[A run of records]

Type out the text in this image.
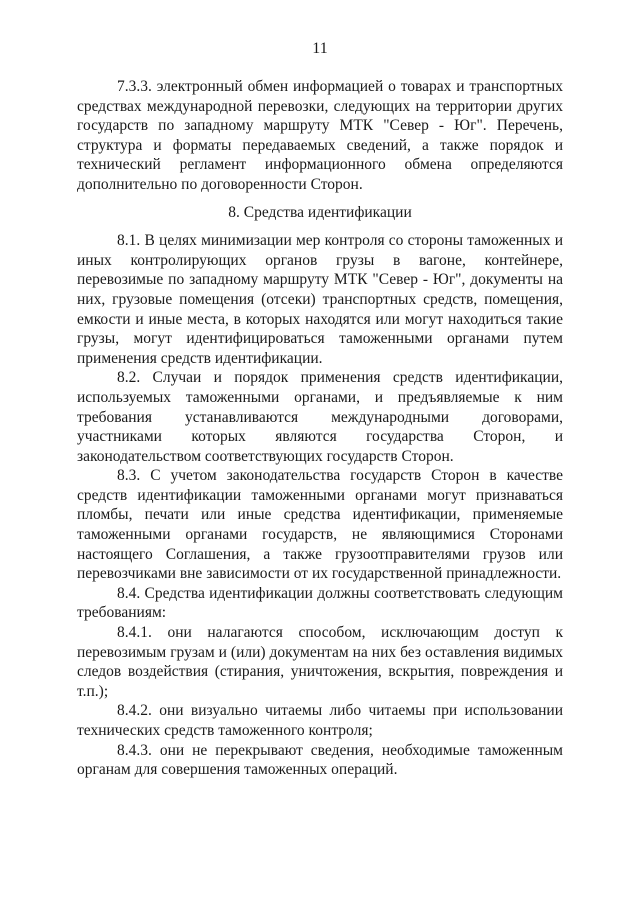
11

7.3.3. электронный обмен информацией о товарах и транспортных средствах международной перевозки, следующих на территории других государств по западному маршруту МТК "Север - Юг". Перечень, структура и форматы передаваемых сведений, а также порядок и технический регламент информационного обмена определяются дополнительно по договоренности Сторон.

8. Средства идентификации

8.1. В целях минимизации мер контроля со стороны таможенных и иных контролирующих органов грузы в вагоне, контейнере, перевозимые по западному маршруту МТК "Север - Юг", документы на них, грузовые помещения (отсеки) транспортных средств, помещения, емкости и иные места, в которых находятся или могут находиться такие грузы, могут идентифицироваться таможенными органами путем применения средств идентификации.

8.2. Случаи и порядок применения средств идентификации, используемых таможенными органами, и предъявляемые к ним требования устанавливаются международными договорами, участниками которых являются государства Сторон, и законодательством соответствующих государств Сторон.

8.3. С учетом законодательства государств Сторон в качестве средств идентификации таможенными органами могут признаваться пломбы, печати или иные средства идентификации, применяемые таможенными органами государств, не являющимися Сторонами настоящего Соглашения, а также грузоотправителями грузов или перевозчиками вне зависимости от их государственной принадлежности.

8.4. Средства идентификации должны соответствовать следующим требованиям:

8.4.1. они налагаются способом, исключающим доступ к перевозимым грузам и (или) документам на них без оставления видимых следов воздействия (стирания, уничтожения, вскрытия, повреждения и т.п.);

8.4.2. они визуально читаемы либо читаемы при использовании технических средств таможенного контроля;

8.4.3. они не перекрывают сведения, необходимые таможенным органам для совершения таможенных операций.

§ **Job**:
Copy each line of the entries that includes the word "западному".

§ **Solution to this problem**:
7.3.3. электронный обмен информацией о товарах и транспортных средствах международной перевозки, следующих на территории других государств по западному маршруту МТК "Север - Юг". Перечень, структура и форматы передаваемых сведений, а также порядок и технический регламент информационного обмена определяются дополнительно по договоренности Сторон.
8.1. В целях минимизации мер контроля со стороны таможенных и иных контролирующих органов грузы в вагоне, контейнере, перевозимые по западному маршруту МТК "Север - Юг", документы на них, грузовые помещения (отсеки) транспортных средств, помещения, емкости и иные места, в которых находятся или могут находиться такие грузы, могут идентифицироваться таможенными органами путем применения средств идентификации.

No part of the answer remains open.